▶ _Exercise aim_:
Gather up all lines that carry the word "Skövde".

▶ _Material provided_:

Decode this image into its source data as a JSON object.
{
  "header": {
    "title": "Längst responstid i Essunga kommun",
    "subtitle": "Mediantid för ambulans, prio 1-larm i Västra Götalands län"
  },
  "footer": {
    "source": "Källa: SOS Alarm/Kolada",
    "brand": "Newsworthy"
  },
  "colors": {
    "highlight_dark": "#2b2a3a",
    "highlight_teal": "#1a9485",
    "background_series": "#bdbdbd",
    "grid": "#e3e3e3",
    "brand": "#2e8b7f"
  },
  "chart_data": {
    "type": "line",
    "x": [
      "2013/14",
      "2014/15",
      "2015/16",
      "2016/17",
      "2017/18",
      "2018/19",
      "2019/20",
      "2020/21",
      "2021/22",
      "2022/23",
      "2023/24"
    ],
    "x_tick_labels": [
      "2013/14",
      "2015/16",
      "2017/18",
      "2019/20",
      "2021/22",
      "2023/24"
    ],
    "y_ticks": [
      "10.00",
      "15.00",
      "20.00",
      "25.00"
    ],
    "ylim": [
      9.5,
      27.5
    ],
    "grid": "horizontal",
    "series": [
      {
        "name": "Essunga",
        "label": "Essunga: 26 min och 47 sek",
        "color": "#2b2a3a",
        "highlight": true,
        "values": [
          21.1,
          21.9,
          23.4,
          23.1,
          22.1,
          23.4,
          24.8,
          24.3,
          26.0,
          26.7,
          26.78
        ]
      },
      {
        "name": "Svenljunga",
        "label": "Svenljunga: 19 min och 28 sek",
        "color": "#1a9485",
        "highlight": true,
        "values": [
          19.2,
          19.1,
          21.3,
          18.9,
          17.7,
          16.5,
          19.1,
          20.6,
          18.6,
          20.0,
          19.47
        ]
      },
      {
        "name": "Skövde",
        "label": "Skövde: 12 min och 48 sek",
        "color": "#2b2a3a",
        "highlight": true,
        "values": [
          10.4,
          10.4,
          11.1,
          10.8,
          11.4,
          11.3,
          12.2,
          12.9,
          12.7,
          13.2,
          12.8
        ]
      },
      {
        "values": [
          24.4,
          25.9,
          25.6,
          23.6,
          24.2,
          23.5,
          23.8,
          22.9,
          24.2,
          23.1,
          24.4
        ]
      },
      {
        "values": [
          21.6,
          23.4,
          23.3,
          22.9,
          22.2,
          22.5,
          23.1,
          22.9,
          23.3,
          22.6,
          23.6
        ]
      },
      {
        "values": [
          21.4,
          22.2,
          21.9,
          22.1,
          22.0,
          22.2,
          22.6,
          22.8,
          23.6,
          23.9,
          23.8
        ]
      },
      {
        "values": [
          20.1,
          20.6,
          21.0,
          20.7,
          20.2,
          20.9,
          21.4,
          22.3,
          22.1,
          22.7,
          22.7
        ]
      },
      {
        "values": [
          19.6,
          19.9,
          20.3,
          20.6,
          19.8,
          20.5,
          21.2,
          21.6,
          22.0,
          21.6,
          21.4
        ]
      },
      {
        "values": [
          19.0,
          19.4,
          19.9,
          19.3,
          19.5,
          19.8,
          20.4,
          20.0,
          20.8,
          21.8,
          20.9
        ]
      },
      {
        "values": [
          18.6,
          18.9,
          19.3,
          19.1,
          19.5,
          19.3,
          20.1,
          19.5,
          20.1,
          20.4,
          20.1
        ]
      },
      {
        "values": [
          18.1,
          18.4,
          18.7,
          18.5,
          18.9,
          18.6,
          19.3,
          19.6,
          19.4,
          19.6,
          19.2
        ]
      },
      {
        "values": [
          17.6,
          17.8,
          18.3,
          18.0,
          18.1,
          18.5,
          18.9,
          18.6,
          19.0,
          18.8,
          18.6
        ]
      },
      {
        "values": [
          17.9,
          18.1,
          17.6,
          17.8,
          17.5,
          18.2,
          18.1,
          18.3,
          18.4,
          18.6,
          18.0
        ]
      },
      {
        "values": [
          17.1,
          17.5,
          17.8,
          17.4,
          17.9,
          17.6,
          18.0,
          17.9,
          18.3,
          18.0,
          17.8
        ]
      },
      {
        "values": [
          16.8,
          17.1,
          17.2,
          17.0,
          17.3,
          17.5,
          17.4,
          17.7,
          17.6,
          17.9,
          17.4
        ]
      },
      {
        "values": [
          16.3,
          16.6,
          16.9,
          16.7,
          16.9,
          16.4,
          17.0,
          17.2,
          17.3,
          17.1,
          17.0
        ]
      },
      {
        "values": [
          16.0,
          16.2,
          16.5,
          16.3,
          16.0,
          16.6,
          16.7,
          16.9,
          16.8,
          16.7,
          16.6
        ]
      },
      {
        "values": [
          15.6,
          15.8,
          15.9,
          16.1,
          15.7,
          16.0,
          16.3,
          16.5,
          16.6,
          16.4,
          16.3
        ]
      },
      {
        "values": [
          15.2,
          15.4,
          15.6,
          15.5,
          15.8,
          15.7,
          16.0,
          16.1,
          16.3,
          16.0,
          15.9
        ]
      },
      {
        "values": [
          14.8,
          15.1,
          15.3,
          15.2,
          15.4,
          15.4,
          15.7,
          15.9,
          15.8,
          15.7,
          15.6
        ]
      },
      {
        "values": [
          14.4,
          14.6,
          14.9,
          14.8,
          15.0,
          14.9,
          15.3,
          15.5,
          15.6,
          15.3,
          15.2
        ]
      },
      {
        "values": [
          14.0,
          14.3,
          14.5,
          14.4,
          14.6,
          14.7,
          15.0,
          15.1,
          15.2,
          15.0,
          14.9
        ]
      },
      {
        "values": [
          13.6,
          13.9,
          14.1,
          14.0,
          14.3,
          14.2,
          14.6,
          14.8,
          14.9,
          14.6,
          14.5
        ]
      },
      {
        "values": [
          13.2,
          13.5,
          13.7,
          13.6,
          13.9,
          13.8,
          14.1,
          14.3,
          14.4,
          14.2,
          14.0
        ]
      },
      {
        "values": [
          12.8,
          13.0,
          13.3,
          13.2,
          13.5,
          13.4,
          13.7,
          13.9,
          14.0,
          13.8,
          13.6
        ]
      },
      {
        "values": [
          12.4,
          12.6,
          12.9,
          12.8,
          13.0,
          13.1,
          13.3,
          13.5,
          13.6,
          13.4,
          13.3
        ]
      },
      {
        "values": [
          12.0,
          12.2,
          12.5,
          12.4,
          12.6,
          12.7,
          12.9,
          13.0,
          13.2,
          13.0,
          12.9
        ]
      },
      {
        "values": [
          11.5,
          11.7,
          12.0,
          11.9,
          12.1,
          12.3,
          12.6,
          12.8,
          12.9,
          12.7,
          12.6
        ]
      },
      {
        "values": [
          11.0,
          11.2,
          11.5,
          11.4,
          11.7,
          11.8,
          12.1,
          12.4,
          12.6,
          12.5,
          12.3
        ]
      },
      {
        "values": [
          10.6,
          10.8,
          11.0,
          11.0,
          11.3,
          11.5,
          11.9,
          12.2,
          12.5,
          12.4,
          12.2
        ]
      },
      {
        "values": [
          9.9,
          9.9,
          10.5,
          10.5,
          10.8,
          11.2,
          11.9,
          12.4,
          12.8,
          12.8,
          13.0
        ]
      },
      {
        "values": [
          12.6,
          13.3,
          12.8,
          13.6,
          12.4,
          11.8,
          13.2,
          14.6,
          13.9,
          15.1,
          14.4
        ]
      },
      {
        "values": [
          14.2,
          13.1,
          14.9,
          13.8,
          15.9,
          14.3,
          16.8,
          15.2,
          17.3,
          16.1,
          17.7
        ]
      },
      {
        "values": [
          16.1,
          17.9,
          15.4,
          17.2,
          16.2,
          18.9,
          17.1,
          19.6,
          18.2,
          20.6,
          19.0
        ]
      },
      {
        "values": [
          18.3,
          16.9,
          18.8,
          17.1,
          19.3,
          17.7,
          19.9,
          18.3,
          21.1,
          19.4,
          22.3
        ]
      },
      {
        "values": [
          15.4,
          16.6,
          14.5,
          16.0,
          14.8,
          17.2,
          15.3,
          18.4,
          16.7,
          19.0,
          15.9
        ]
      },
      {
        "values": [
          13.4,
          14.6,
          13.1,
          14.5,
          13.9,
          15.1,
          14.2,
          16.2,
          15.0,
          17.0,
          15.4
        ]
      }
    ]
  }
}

▶ _Exercise solution_:
        "name": "Skövde",
        "label": "Skövde: 12 min och 48 sek",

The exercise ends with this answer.